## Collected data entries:
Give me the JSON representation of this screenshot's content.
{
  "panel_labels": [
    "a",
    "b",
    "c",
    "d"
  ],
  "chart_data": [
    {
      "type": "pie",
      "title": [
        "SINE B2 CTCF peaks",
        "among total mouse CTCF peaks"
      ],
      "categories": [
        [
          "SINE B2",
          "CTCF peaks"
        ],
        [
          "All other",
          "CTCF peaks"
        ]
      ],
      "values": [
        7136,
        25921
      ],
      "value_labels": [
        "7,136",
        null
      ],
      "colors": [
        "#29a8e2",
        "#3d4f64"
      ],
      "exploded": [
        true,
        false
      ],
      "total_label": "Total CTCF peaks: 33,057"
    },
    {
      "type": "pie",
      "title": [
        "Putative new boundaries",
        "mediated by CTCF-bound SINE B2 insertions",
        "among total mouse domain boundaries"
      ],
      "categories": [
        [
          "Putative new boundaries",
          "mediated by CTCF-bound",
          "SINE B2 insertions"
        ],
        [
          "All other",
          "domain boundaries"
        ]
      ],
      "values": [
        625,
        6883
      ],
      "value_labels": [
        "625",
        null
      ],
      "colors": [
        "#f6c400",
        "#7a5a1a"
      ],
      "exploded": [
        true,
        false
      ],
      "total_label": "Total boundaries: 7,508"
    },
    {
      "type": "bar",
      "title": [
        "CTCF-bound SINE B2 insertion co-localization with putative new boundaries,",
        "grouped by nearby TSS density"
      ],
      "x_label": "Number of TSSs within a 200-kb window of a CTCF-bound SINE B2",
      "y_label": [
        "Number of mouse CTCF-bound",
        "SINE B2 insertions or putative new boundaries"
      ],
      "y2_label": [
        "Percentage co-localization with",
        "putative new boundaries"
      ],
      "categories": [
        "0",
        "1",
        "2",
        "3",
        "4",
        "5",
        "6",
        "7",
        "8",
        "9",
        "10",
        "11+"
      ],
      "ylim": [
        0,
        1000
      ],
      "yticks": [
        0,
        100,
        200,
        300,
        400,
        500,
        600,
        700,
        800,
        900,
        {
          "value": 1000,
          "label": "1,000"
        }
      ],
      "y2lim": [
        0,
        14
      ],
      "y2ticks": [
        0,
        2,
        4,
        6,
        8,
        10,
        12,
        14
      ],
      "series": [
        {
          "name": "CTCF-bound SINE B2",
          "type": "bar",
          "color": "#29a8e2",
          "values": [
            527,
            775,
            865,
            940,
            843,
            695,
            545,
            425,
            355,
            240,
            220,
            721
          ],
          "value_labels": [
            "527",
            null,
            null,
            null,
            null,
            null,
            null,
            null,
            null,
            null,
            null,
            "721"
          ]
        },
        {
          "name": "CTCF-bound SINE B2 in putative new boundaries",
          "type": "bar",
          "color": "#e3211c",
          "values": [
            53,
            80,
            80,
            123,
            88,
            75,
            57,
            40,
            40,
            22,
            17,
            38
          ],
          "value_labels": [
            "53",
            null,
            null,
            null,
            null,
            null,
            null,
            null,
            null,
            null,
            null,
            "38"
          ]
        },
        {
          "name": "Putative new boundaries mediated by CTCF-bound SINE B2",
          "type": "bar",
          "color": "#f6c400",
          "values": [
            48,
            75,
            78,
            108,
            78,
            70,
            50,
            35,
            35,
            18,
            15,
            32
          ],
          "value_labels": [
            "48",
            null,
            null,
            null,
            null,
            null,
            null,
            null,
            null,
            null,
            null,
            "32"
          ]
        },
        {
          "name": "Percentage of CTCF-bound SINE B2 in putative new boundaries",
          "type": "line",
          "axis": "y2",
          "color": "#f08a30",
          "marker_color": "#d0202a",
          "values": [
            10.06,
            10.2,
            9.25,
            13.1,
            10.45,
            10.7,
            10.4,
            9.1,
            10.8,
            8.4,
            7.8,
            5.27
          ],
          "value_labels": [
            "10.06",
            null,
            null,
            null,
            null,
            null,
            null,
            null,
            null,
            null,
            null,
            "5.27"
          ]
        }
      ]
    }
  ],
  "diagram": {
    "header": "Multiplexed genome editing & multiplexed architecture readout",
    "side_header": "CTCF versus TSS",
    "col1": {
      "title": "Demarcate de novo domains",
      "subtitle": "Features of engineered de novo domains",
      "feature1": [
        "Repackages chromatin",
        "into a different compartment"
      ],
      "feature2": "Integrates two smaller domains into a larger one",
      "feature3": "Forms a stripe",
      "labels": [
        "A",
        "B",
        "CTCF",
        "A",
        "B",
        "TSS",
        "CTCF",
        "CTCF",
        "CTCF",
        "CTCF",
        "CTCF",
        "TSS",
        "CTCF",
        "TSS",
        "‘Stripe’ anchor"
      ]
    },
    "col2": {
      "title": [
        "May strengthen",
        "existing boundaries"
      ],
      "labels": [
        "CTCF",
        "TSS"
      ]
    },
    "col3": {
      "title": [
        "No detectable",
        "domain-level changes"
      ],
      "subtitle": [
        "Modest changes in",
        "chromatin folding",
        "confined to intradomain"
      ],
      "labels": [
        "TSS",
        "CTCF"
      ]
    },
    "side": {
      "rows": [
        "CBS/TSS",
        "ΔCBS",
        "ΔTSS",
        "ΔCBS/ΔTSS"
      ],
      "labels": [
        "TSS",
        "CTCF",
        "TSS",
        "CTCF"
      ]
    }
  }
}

## TASK GOAL:
Give only the number of lines above that hold the string "peaks".

## EXERCISE OUTPUT:
5